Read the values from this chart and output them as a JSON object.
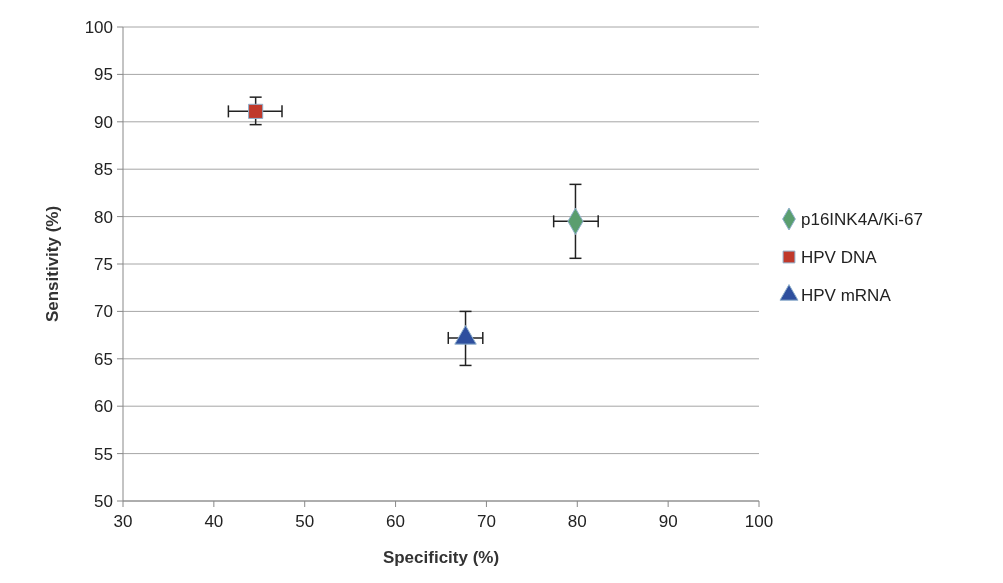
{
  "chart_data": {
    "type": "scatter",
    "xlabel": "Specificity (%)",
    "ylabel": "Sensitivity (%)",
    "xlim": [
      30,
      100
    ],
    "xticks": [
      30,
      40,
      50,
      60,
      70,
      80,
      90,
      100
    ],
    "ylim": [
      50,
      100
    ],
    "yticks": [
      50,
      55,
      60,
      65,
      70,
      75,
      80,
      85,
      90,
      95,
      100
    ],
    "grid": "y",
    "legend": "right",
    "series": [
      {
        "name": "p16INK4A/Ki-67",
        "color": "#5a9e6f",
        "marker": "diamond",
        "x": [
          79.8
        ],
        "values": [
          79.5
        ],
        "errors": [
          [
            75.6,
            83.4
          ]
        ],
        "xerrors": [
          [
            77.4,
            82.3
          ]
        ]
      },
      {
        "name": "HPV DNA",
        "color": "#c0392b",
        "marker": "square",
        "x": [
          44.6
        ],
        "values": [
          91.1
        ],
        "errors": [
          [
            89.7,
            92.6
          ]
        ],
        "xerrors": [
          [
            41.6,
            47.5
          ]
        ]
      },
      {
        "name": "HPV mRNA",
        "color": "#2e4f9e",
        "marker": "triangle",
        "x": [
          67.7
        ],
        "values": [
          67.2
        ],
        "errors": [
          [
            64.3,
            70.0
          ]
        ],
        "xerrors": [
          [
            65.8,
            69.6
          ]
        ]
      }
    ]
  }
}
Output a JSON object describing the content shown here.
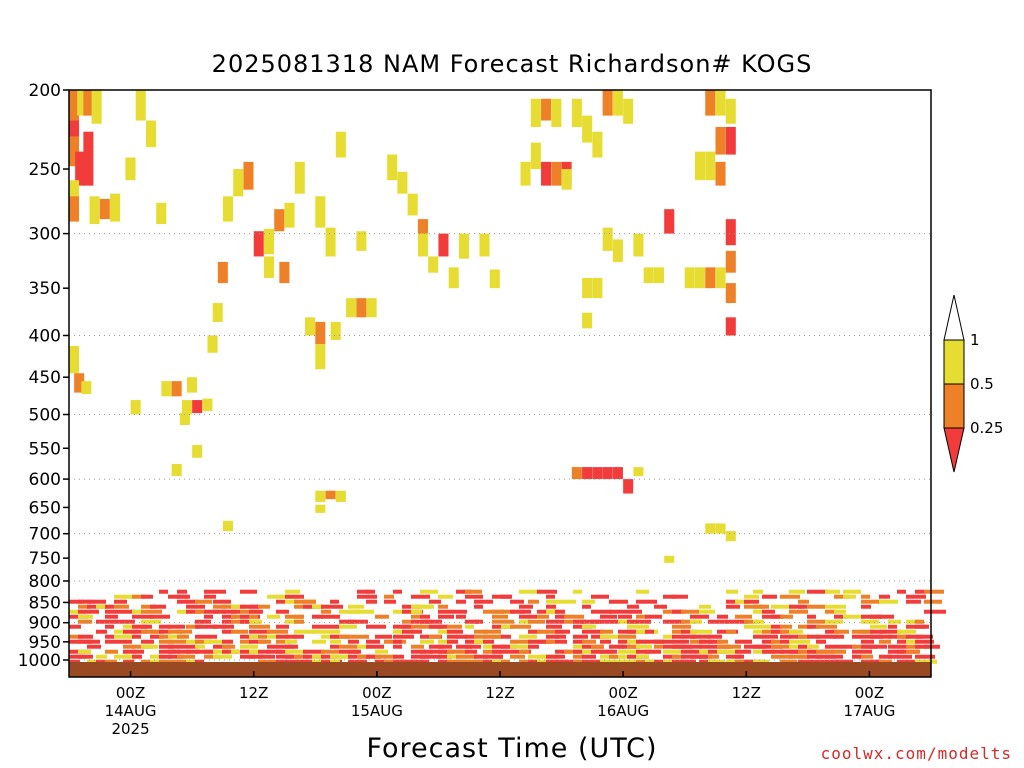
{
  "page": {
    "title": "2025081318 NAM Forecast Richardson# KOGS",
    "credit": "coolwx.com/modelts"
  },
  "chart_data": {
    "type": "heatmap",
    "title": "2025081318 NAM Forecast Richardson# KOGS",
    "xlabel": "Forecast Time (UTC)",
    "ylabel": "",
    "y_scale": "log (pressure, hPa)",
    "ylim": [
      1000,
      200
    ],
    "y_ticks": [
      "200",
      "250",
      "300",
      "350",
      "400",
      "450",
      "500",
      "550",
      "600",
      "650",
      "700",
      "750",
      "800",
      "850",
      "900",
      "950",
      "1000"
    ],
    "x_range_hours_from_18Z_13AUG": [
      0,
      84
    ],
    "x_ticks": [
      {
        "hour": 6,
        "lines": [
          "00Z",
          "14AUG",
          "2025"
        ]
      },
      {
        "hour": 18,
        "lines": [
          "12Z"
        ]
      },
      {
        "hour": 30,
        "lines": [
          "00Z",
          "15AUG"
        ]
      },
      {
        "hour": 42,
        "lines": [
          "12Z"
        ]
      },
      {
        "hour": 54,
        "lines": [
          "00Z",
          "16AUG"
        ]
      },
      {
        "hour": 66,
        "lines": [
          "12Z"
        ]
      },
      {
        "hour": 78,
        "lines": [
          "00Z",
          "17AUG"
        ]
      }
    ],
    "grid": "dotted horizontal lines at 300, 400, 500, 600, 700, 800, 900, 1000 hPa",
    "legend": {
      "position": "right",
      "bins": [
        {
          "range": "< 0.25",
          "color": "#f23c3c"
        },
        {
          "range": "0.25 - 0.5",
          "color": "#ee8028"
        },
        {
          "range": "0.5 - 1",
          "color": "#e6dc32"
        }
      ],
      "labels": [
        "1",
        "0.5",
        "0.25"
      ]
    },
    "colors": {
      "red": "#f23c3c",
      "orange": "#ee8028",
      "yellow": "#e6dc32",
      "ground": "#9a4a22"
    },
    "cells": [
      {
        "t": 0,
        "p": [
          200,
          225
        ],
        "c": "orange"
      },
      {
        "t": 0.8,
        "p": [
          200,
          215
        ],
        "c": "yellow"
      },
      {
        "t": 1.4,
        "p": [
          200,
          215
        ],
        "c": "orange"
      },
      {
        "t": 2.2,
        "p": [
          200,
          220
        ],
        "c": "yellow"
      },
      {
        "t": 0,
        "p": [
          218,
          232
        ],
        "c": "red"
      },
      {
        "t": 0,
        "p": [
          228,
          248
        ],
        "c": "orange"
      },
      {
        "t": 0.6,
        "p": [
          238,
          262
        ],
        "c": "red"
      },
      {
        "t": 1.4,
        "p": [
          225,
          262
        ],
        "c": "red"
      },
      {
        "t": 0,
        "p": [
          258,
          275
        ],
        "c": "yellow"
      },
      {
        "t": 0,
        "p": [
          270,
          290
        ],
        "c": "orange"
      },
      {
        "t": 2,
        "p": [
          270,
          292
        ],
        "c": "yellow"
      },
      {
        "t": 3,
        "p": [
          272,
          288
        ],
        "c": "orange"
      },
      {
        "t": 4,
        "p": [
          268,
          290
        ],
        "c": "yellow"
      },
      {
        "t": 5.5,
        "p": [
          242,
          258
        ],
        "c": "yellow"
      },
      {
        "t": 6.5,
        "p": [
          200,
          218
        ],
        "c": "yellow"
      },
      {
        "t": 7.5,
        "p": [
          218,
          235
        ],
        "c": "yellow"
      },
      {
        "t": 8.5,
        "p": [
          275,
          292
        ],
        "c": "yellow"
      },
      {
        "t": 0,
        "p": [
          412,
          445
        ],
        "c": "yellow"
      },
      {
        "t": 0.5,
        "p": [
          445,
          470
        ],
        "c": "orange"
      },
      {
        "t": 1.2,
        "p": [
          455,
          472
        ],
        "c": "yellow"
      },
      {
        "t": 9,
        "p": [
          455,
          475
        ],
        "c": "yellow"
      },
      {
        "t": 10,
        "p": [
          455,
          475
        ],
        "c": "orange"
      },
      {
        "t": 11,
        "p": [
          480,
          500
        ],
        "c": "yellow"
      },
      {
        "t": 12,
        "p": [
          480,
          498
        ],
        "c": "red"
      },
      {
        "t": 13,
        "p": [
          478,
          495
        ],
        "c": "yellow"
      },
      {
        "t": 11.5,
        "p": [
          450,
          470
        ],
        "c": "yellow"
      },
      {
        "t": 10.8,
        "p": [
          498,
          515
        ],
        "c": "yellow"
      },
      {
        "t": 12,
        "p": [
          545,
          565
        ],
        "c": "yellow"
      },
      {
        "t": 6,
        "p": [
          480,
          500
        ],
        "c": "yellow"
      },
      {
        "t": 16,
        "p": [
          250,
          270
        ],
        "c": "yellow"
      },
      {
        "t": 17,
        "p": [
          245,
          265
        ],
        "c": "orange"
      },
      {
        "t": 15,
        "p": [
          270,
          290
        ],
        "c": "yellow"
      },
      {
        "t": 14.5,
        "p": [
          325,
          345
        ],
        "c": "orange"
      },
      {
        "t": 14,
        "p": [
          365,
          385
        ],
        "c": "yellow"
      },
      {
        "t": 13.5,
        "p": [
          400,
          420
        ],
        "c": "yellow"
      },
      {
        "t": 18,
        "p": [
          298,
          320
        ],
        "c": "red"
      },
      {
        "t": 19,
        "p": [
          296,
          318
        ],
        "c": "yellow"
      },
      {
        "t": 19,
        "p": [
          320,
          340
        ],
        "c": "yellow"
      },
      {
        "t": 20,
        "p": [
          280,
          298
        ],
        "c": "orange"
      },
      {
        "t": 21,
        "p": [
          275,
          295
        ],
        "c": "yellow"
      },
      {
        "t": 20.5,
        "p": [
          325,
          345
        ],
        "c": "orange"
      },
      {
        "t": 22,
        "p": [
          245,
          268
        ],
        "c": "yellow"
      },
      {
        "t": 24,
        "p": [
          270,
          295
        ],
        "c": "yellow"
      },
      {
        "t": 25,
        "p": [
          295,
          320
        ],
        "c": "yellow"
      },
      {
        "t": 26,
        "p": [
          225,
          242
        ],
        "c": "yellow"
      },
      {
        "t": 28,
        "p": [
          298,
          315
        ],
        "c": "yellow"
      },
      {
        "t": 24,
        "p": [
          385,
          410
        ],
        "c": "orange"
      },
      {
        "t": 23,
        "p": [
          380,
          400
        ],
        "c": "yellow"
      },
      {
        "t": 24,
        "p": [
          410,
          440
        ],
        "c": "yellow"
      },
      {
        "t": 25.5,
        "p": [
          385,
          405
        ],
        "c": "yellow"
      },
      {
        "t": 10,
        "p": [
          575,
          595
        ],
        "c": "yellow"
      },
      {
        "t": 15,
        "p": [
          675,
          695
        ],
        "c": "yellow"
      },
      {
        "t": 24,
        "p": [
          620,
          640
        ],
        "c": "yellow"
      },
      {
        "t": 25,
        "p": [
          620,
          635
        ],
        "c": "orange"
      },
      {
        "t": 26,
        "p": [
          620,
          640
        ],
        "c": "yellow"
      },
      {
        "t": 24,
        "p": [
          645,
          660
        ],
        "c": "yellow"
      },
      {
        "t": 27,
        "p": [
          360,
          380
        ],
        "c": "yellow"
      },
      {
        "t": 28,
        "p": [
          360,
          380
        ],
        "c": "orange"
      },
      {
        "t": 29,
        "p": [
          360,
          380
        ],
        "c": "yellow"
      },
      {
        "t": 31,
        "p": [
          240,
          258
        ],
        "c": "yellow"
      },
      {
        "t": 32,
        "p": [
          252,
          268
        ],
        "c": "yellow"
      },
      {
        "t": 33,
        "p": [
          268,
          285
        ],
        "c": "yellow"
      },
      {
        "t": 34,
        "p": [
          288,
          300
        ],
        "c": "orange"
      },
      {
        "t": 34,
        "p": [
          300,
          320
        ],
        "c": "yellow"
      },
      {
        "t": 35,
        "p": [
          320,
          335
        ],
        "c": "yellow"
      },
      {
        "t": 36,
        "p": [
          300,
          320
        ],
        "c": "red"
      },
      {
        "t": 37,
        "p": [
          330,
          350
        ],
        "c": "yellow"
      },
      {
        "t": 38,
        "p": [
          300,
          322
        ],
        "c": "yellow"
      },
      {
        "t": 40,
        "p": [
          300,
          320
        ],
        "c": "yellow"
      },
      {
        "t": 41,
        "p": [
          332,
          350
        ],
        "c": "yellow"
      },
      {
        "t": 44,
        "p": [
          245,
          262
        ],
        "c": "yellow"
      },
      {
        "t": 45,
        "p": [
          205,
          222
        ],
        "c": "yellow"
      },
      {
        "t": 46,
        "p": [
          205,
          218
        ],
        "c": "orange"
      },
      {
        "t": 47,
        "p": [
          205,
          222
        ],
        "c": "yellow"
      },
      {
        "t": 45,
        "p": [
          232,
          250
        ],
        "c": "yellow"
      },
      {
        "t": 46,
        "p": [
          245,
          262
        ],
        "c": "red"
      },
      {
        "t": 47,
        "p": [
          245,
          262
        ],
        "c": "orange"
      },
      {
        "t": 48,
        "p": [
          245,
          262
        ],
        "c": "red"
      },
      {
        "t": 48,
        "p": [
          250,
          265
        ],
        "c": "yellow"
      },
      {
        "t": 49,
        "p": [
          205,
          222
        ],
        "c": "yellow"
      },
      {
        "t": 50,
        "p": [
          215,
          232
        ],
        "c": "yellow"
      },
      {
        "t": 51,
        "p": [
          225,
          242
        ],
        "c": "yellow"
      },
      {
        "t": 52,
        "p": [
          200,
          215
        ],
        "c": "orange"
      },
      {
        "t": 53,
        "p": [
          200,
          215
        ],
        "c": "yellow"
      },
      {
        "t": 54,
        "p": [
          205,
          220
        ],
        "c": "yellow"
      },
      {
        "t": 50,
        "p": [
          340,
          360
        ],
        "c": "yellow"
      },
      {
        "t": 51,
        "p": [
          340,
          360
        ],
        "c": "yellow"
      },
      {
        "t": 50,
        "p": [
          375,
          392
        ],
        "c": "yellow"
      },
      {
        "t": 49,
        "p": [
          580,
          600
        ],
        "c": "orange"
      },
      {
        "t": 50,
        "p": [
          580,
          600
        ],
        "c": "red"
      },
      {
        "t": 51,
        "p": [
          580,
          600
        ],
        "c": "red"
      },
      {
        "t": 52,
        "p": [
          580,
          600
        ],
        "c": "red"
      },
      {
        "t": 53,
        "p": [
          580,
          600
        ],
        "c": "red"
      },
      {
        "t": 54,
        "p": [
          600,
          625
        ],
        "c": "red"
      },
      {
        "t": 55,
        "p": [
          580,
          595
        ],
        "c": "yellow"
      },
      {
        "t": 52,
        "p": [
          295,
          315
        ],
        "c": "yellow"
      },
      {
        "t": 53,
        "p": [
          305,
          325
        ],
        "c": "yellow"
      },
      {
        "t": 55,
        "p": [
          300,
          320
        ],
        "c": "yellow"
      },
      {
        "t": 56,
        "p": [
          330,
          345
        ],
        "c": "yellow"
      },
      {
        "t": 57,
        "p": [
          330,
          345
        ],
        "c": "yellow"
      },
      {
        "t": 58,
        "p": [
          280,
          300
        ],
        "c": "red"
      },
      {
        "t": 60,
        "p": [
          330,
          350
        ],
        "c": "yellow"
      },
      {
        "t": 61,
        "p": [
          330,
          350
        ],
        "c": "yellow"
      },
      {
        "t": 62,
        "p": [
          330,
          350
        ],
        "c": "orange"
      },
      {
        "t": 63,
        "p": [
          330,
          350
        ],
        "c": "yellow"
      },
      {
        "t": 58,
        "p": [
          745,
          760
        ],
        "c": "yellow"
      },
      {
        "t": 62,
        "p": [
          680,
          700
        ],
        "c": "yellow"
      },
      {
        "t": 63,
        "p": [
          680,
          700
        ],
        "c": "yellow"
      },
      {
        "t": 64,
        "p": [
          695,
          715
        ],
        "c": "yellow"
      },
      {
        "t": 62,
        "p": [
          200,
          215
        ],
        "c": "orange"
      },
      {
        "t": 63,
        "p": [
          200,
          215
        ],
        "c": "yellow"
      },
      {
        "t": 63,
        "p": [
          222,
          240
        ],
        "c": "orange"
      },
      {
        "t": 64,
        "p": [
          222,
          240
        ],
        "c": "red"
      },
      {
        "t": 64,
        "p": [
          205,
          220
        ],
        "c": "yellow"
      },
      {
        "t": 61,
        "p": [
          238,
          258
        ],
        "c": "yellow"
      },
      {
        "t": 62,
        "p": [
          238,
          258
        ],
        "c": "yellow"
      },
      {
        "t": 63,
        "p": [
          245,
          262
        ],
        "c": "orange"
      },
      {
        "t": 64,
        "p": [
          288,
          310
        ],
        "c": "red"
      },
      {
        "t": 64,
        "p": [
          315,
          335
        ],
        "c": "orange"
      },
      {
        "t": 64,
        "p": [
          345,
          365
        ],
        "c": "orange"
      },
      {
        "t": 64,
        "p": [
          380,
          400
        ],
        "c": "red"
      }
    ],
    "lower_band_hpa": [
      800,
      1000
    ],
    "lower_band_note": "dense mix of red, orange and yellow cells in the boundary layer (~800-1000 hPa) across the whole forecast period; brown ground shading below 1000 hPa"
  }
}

☆ ☆ ☆ ☆ ☆

=== Work task ===
Bring together every line in the entries that holds the string "marker".

=== Exercise output ===
        "marker": "diamond",
        "marker": "square",
        "marker": "triangle",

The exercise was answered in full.